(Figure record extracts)

____________

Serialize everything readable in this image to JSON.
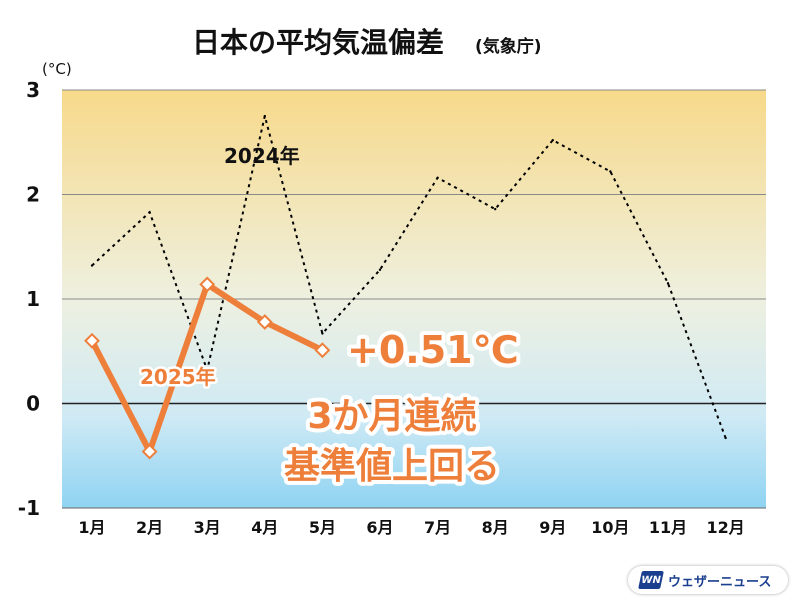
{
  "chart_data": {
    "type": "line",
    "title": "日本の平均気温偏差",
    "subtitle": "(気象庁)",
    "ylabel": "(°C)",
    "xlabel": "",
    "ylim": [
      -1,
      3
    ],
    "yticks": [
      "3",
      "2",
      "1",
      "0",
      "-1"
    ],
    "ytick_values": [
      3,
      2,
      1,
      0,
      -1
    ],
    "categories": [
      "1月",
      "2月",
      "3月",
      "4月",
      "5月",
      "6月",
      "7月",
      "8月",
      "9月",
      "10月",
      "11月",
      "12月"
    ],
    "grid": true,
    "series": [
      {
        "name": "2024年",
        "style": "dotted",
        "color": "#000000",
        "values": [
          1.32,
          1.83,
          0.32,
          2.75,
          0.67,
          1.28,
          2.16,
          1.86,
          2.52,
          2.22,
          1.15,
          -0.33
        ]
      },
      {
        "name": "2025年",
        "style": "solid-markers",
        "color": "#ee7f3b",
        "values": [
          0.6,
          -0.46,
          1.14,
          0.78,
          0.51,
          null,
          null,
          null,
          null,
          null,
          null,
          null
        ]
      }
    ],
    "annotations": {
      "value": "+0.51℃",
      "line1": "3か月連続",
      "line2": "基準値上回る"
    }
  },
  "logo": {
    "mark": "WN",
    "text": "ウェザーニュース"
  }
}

____________

**Task brief**
Quote every record above exactly, leaving out any pictures.

**Result of the task**
Serialize everything readable in this image to JSON.
{
  "chart_data": {
    "type": "line",
    "title": "日本の平均気温偏差",
    "subtitle": "(気象庁)",
    "ylabel": "(°C)",
    "xlabel": "",
    "ylim": [
      -1,
      3
    ],
    "yticks": [
      "3",
      "2",
      "1",
      "0",
      "-1"
    ],
    "ytick_values": [
      3,
      2,
      1,
      0,
      -1
    ],
    "categories": [
      "1月",
      "2月",
      "3月",
      "4月",
      "5月",
      "6月",
      "7月",
      "8月",
      "9月",
      "10月",
      "11月",
      "12月"
    ],
    "grid": true,
    "series": [
      {
        "name": "2024年",
        "style": "dotted",
        "color": "#000000",
        "values": [
          1.32,
          1.83,
          0.32,
          2.75,
          0.67,
          1.28,
          2.16,
          1.86,
          2.52,
          2.22,
          1.15,
          -0.33
        ]
      },
      {
        "name": "2025年",
        "style": "solid-markers",
        "color": "#ee7f3b",
        "values": [
          0.6,
          -0.46,
          1.14,
          0.78,
          0.51,
          null,
          null,
          null,
          null,
          null,
          null,
          null
        ]
      }
    ],
    "annotations": {
      "value": "+0.51℃",
      "line1": "3か月連続",
      "line2": "基準値上回る"
    }
  },
  "logo": {
    "mark": "WN",
    "text": "ウェザーニュース"
  }
}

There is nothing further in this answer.